─── DATASET ENTRIES ───

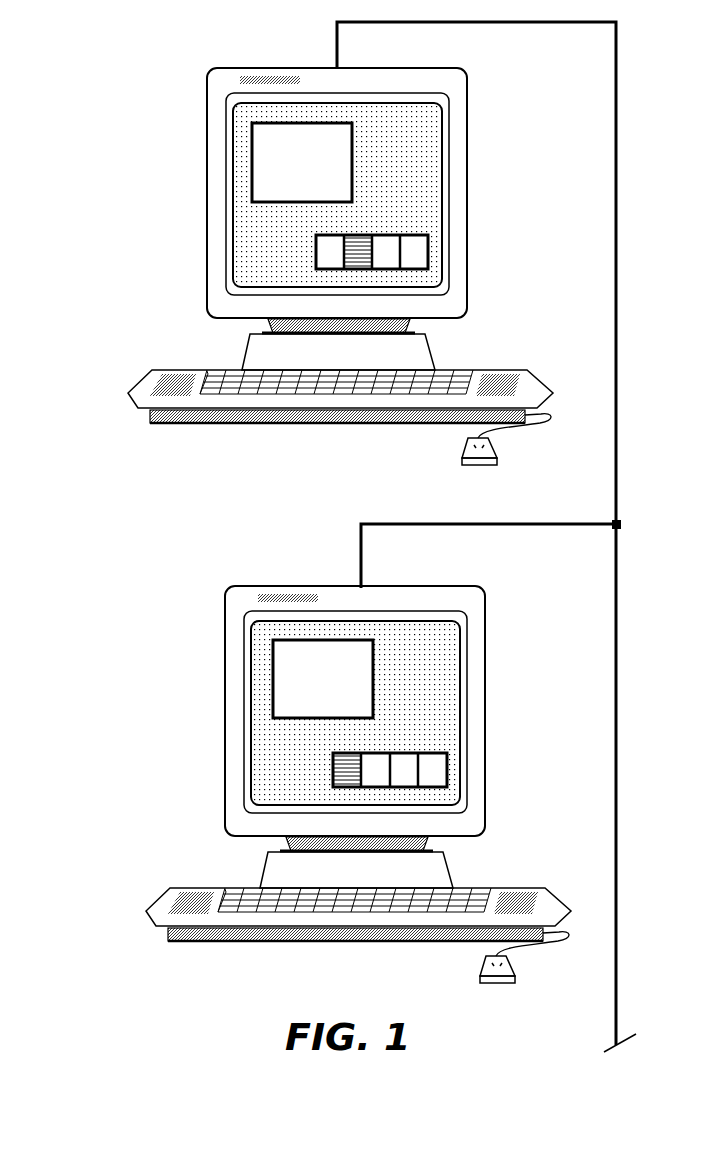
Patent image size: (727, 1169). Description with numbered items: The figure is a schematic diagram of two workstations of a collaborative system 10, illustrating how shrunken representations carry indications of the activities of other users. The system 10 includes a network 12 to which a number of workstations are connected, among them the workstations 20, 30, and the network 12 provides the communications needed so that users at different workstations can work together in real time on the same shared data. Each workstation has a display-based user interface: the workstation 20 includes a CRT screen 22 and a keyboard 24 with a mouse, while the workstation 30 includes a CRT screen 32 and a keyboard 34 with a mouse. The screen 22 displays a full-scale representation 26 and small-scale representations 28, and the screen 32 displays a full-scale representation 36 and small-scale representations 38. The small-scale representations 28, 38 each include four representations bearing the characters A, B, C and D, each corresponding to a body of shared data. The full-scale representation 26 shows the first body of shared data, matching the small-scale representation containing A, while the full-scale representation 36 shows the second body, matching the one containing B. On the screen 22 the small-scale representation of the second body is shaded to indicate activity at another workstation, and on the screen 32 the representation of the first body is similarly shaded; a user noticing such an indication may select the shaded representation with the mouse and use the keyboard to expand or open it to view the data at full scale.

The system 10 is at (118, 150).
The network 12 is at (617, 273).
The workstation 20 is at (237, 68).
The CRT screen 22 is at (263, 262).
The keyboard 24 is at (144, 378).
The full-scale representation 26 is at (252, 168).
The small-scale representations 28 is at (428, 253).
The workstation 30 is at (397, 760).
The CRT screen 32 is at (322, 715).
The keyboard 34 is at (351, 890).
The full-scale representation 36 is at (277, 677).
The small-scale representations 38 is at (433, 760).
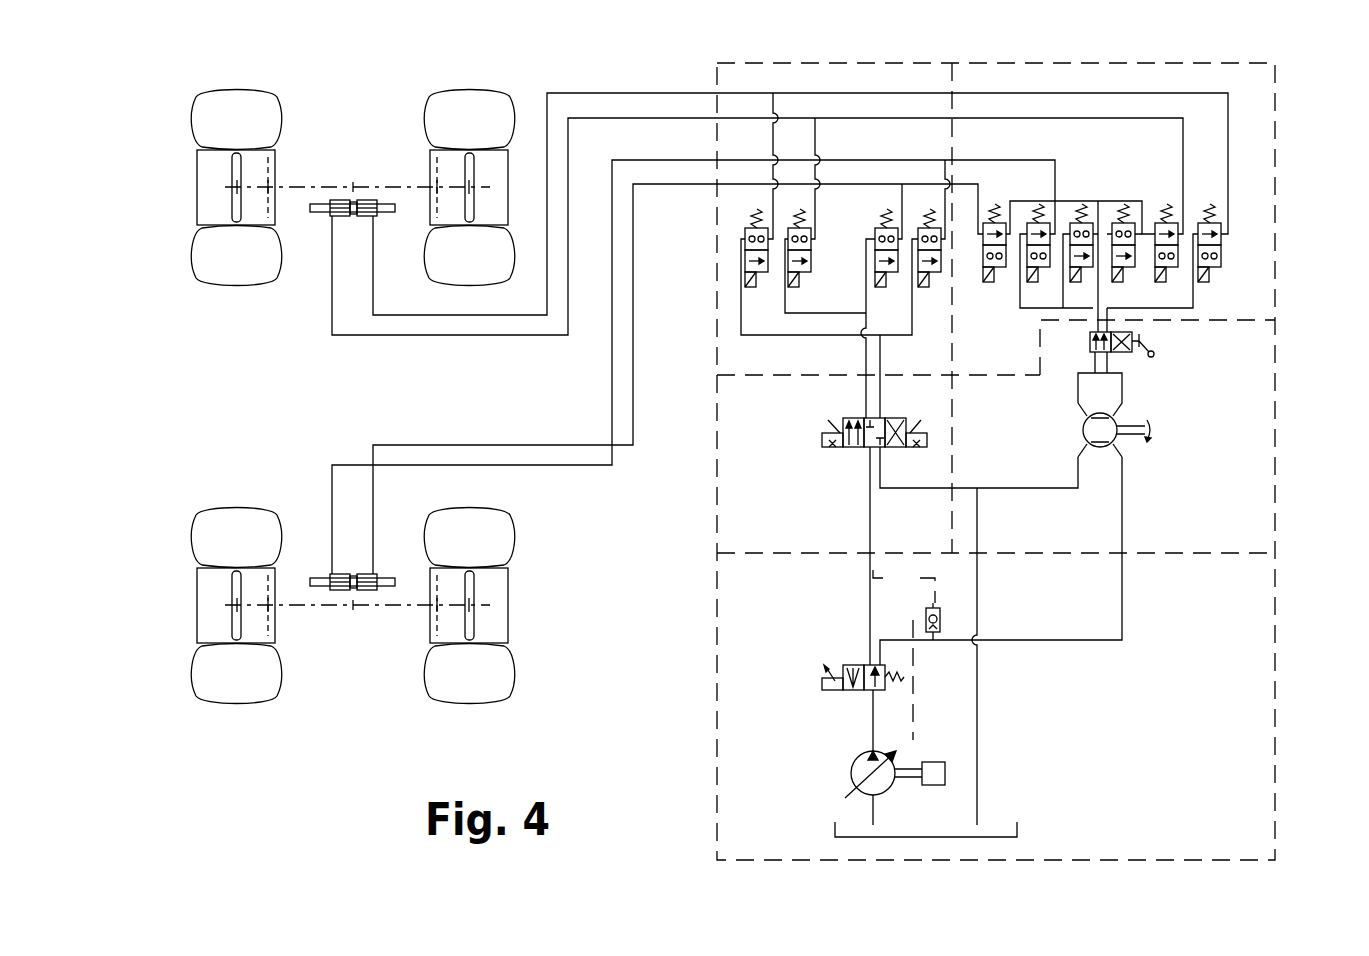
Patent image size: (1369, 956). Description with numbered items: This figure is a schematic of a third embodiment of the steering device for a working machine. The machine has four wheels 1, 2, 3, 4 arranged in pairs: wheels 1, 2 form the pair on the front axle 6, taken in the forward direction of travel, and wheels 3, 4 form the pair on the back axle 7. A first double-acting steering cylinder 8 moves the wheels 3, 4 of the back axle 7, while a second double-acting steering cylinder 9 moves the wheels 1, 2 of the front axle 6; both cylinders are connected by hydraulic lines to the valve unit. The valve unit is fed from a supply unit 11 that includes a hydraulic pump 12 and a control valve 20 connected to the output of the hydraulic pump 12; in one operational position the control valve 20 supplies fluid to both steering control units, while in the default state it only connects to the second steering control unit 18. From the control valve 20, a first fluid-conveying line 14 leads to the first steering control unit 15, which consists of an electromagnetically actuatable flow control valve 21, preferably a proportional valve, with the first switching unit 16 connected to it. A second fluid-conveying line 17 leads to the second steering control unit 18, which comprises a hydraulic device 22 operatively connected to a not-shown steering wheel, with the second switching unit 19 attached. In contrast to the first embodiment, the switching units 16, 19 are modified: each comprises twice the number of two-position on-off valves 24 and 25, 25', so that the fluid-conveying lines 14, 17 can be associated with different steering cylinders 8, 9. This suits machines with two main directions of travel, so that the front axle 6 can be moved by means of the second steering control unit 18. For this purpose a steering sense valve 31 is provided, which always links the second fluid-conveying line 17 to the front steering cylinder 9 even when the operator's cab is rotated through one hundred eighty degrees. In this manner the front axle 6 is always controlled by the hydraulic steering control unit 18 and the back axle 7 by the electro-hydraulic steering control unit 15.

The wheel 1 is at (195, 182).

───

SET EXERCISE. Pull out every line from the entries above that contains the string "keyboard".

OUTPUT.
Patent image size: (727, 1169). Description with numbered items: The figure is a schematic diagram of two workstations of a collaborative system 10, illustrating how shrunken representations carry indications of the activities of other users. The system 10 includes a network 12 to which a number of workstations are connected, among them the workstations 20, 30, and the network 12 provides the communications needed so that users at different workstations can work together in real time on the same shared data. Each workstation has a display-based user interface: the workstation 20 includes a CRT screen 22 and a keyboard 24 with a mouse, while the workstation 30 includes a CRT screen 32 and a keyboard 34 with a mouse. The screen 22 displays a full-scale representation 26 and small-scale representations 28, and the screen 32 displays a full-scale representation 36 and small-scale representations 38. The small-scale representations 28, 38 each include four representations bearing the characters A, B, C and D, each corresponding to a body of shared data. The full-scale representation 26 shows the first body of shared data, matching the small-scale representation containing A, while the full-scale representation 36 shows the second body, matching the one containing B. On the screen 22 the small-scale representation of the second body is shaded to indicate activity at another workstation, and on the screen 32 the representation of the first body is similarly shaded; a user noticing such an indication may select the shaded representation with the mouse and use the keyboard to expand or open it to view the data at full scale.
The keyboard 24 is at (144, 378).
The keyboard 34 is at (351, 890).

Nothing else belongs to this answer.